SHORT PROBLEM ▸ Make an exact copy of the records, with the images left out.

Data entries for graphics:
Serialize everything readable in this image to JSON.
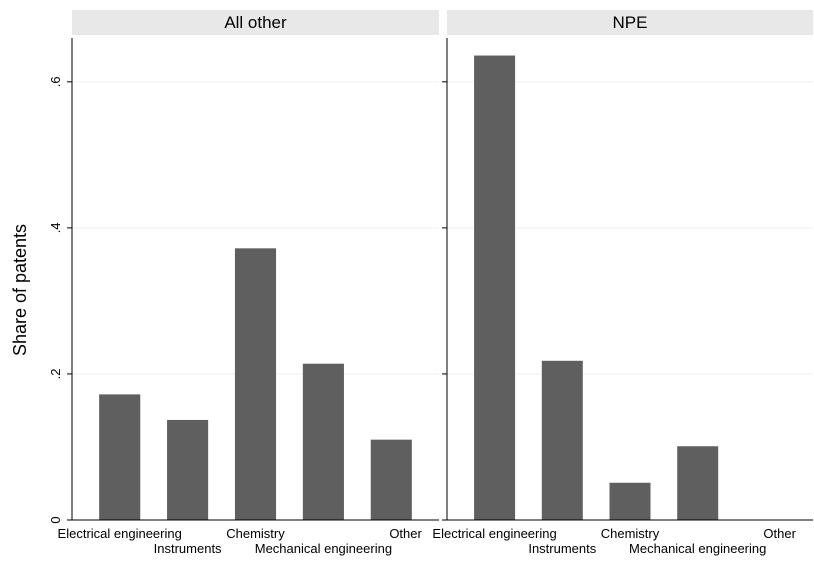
{
  "chart_data": {
    "type": "bar",
    "ylabel": "Share of patents",
    "ylim": [
      0,
      0.66
    ],
    "yticks": [
      0,
      0.2,
      0.4,
      0.6
    ],
    "ytick_labels": [
      "0",
      ".2",
      ".4",
      ".6"
    ],
    "grid": true,
    "categories": [
      "Electrical engineering",
      "Instruments",
      "Chemistry",
      "Mechanical engineering",
      "Other"
    ],
    "panels": [
      {
        "title": "All other",
        "values": [
          0.172,
          0.137,
          0.372,
          0.214,
          0.11
        ]
      },
      {
        "title": "NPE",
        "values": [
          0.636,
          0.218,
          0.051,
          0.101,
          0.0
        ]
      }
    ],
    "colors": {
      "bar": "#5f5f5f",
      "strip": "#e8e8e8",
      "grid": "#eaf2f3",
      "axis": "#000000"
    }
  }
}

TASK SOLUTION ▸
Serialize everything readable in this image to JSON.
{
  "chart_data": {
    "type": "bar",
    "ylabel": "Share of patents",
    "ylim": [
      0,
      0.66
    ],
    "yticks": [
      0,
      0.2,
      0.4,
      0.6
    ],
    "ytick_labels": [
      "0",
      ".2",
      ".4",
      ".6"
    ],
    "grid": true,
    "categories": [
      "Electrical engineering",
      "Instruments",
      "Chemistry",
      "Mechanical engineering",
      "Other"
    ],
    "panels": [
      {
        "title": "All other",
        "values": [
          0.172,
          0.137,
          0.372,
          0.214,
          0.11
        ]
      },
      {
        "title": "NPE",
        "values": [
          0.636,
          0.218,
          0.051,
          0.101,
          0.0
        ]
      }
    ],
    "colors": {
      "bar": "#5f5f5f",
      "strip": "#e8e8e8",
      "grid": "#eaf2f3",
      "axis": "#000000"
    }
  }
}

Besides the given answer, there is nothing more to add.